# [PROBLEM REQUIREMENTS]
Extract every line of the material that holds the string "границ".

(Collected data)
·····

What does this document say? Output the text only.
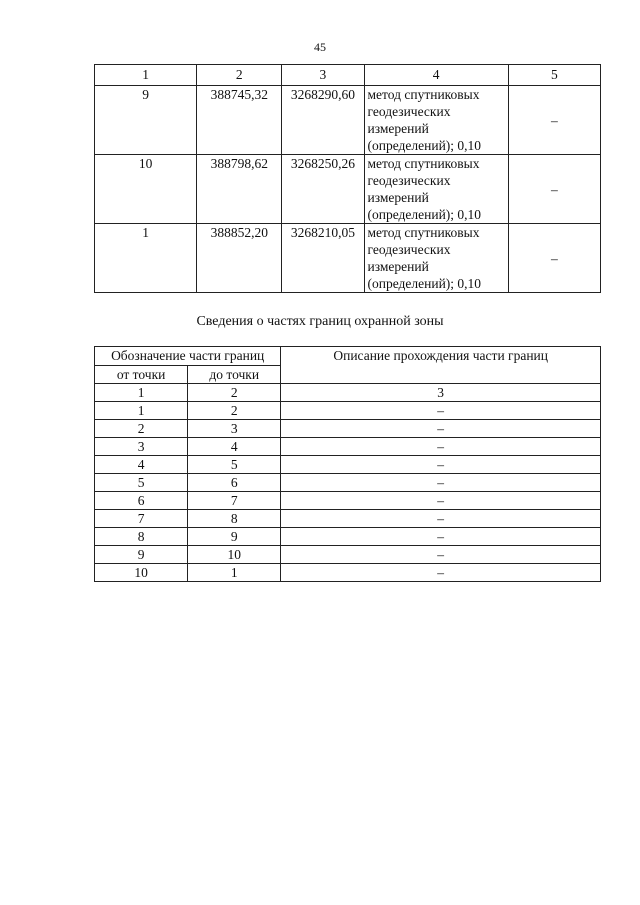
45
1	2	3	4	5
9	388745,32	3268290,60	метод спутниковых
геодезических
измерений
(определений); 0,10	–
10	388798,62	3268250,26	метод спутниковых
геодезических
измерений
(определений); 0,10	–
1	388852,20	3268210,05	метод спутниковых
геодезических
измерений
(определений); 0,10	–
Сведения о частях границ охранной зоны
Обозначение части границ		Описание прохождения части границ
от точки	до точки	
1	2	3
1	2	–
2	3	–
3	4	–
4	5	–
5	6	–
6	7	–
7	8	–
8	9	–
9	10	–
10	1	–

·····

# [RESPONSE]
Сведения о частях границ охранной зоны
Обозначение части границ		Описание прохождения части границ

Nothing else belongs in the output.